## AUFGABENBESCHREIBUNG
Gib sämtliche folgenden Zeilen unverändert und vollständig zurück.

- - - -

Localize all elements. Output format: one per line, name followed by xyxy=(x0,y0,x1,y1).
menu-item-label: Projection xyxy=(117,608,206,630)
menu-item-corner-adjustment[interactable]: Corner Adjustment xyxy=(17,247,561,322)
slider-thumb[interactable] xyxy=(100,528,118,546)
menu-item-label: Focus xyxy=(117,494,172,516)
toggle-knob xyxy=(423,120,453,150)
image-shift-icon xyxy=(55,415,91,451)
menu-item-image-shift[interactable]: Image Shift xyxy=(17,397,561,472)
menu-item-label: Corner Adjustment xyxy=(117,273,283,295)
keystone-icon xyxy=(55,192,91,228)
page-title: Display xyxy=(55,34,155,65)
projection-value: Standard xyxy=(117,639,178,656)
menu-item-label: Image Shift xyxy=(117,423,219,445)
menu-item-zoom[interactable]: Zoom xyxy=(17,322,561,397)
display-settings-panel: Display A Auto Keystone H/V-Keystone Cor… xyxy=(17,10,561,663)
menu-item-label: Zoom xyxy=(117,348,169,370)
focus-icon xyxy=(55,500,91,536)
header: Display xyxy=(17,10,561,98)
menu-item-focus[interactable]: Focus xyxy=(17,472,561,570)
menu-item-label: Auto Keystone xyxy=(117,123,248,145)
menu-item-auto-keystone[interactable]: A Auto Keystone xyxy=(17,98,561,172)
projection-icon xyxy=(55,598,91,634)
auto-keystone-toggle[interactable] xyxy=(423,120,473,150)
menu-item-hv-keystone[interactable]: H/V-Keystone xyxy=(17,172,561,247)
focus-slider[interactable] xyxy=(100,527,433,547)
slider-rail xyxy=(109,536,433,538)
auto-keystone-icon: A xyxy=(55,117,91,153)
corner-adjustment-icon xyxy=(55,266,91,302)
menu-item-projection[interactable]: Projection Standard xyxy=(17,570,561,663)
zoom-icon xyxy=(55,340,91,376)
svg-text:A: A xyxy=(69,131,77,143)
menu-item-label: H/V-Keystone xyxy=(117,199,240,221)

- - - -

## AUSGEARBEITETE LÖSUNG
Localize all elements. Output format: one per line, name followed by xyxy=(x0,y0,x1,y1).
menu-item-label: Projection xyxy=(117,608,206,630)
menu-item-corner-adjustment[interactable]: Corner Adjustment xyxy=(17,247,561,322)
slider-thumb[interactable] xyxy=(100,528,118,546)
menu-item-label: Focus xyxy=(117,494,172,516)
toggle-knob xyxy=(423,120,453,150)
image-shift-icon xyxy=(55,415,91,451)
menu-item-image-shift[interactable]: Image Shift xyxy=(17,397,561,472)
menu-item-label: Corner Adjustment xyxy=(117,273,283,295)
keystone-icon xyxy=(55,192,91,228)
page-title: Display xyxy=(55,34,155,65)
projection-value: Standard xyxy=(117,639,178,656)
menu-item-label: Image Shift xyxy=(117,423,219,445)
menu-item-zoom[interactable]: Zoom xyxy=(17,322,561,397)
display-settings-panel: Display A Auto Keystone H/V-Keystone Cor… xyxy=(17,10,561,663)
menu-item-label: Zoom xyxy=(117,348,169,370)
focus-icon xyxy=(55,500,91,536)
header: Display xyxy=(17,10,561,98)
menu-item-focus[interactable]: Focus xyxy=(17,472,561,570)
menu-item-label: Auto Keystone xyxy=(117,123,248,145)
menu-item-auto-keystone[interactable]: A Auto Keystone xyxy=(17,98,561,172)
projection-icon xyxy=(55,598,91,634)
auto-keystone-toggle[interactable] xyxy=(423,120,473,150)
menu-item-hv-keystone[interactable]: H/V-Keystone xyxy=(17,172,561,247)
focus-slider[interactable] xyxy=(100,527,433,547)
slider-rail xyxy=(109,536,433,538)
auto-keystone-icon: A xyxy=(55,117,91,153)
corner-adjustment-icon xyxy=(55,266,91,302)
menu-item-projection[interactable]: Projection Standard xyxy=(17,570,561,663)
zoom-icon xyxy=(55,340,91,376)
svg-text:A: A xyxy=(69,131,77,143)
menu-item-label: H/V-Keystone xyxy=(117,199,240,221)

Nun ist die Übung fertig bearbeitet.